> _Task directions_: Copy out the lines that have "Paper" in them.

> _Input rows_:
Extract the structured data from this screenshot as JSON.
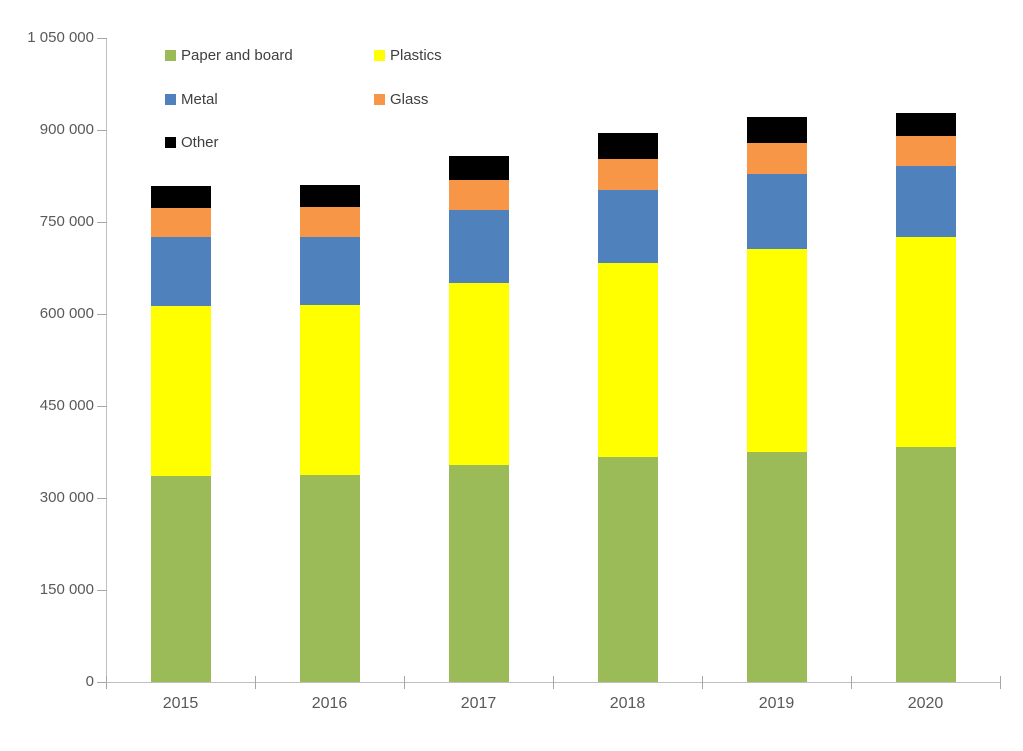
{
  "chart_data": {
    "type": "bar",
    "stacked": true,
    "title": "",
    "categories": [
      "2015",
      "2016",
      "2017",
      "2018",
      "2019",
      "2020"
    ],
    "series": [
      {
        "name": "Paper and board",
        "color": "#9bbb59",
        "values": [
          336000,
          337000,
          354000,
          367000,
          375000,
          383000
        ]
      },
      {
        "name": "Plastics",
        "color": "#ffff00",
        "values": [
          277000,
          277000,
          297000,
          316000,
          331000,
          342000
        ]
      },
      {
        "name": "Metal",
        "color": "#4f81bd",
        "values": [
          113000,
          111000,
          119000,
          119000,
          122000,
          116000
        ]
      },
      {
        "name": "Glass",
        "color": "#f79646",
        "values": [
          47000,
          49000,
          49000,
          51000,
          51000,
          49000
        ]
      },
      {
        "name": "Other",
        "color": "#000000",
        "values": [
          36000,
          37000,
          39000,
          42000,
          42000,
          38000
        ]
      }
    ],
    "totals": [
      809000,
      811000,
      858000,
      895000,
      921000,
      928000
    ],
    "yaxis": {
      "min": 0,
      "max": 1050000,
      "step": 150000,
      "tick_labels": [
        "0",
        "150 000",
        "300 000",
        "450 000",
        "600 000",
        "750 000",
        "900 000",
        "1 050 000"
      ]
    },
    "xlabel": "",
    "ylabel": "",
    "grid": false,
    "legend": {
      "position": "top-left-inside",
      "columns": 2,
      "order": [
        "Paper and board",
        "Plastics",
        "Metal",
        "Glass",
        "Other"
      ]
    }
  },
  "colors": {
    "background": "#ffffff",
    "axis_line": "#bfbfbf",
    "tick_mark": "#a6a6a6",
    "axis_label": "#595959",
    "legend_text": "#404040"
  }
}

> _Full solution_:
        "name": "Paper and board",
        "Paper and board",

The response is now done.